# DESCRIPTION OF THE TASK
Show all lines holding "Normal".

## Start

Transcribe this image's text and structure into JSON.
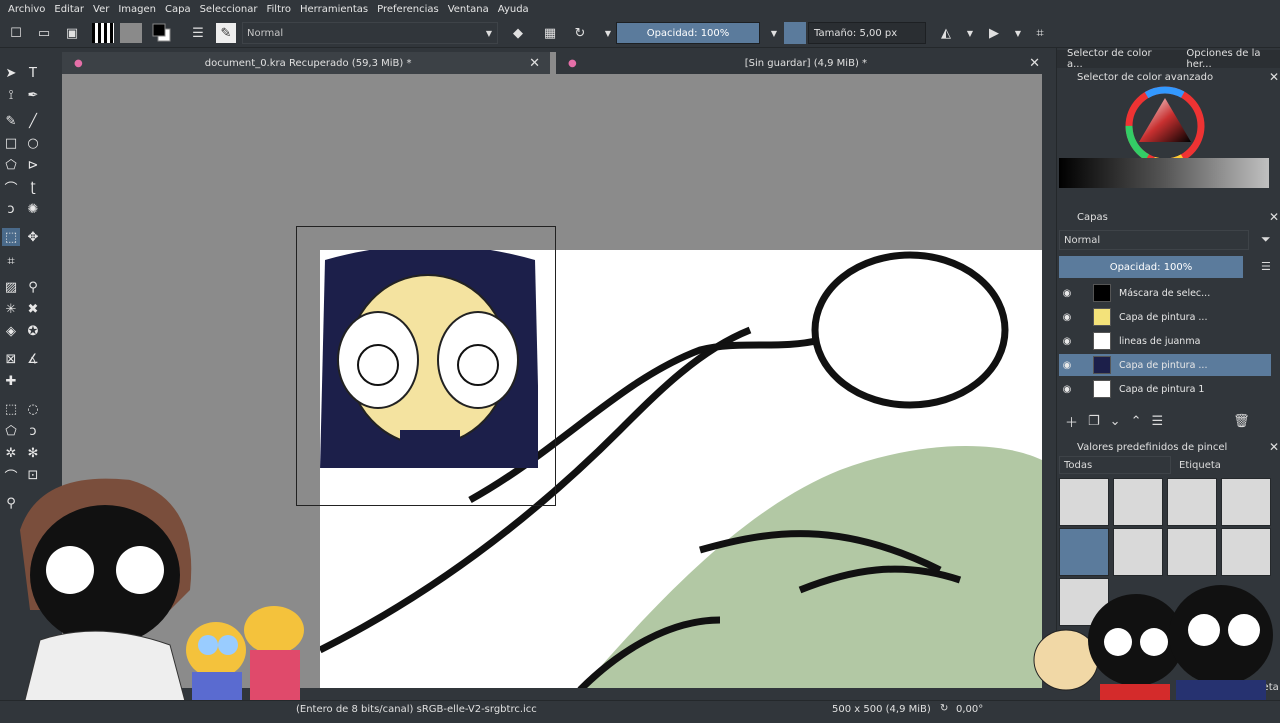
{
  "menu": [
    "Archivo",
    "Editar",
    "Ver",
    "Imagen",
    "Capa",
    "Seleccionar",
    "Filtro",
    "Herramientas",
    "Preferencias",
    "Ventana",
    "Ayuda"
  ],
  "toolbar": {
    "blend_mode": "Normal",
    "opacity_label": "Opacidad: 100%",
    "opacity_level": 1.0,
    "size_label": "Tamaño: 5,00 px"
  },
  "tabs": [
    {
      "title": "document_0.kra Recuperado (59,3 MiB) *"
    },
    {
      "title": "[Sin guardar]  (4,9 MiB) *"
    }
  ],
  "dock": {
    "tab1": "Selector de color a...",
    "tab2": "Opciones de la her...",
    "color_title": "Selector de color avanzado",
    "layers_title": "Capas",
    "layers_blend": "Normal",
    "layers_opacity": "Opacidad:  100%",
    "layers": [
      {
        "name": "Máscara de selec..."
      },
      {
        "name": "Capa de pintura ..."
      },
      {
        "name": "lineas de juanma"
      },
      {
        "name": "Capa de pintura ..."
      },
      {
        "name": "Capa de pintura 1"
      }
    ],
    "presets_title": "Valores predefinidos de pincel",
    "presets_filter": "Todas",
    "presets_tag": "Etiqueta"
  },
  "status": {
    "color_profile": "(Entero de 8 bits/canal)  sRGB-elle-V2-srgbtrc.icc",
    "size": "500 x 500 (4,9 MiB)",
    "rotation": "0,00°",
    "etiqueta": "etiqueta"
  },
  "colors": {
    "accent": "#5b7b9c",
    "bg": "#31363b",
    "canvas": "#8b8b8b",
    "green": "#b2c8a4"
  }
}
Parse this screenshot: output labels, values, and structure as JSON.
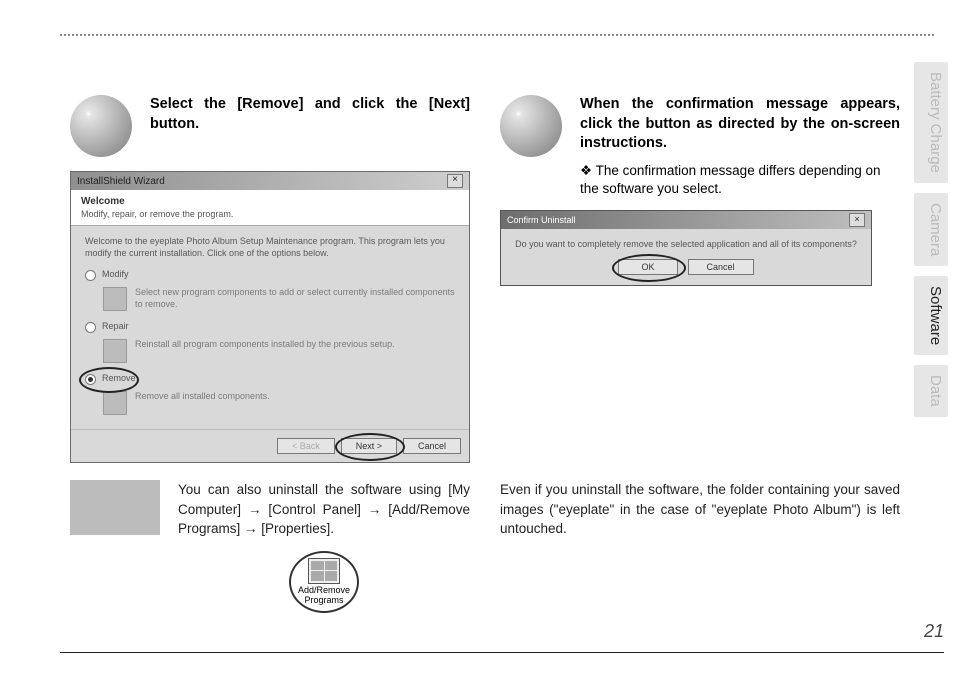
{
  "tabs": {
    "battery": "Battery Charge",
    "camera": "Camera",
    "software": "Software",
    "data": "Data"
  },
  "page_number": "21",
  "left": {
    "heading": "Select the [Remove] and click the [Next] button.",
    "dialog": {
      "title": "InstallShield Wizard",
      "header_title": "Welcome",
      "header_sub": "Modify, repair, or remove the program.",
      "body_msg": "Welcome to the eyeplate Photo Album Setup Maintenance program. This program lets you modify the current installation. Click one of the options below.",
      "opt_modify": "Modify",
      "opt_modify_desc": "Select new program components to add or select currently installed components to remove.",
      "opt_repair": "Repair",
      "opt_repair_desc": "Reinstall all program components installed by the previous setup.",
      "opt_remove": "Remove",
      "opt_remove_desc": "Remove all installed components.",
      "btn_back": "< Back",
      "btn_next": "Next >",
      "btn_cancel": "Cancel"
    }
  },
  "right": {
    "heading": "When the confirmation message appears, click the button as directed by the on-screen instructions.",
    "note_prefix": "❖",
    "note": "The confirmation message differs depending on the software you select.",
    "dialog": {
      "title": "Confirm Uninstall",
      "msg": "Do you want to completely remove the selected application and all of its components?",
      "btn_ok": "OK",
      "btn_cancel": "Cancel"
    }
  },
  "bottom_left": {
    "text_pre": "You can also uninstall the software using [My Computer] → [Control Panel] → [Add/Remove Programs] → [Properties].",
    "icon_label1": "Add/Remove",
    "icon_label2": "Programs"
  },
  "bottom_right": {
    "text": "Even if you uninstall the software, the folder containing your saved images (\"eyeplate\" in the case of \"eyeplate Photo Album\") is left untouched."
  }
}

## End

# OUTPUT FOR THIS EXERCISE
    "blend_mode": "Normal",
    "layers_blend": "Normal",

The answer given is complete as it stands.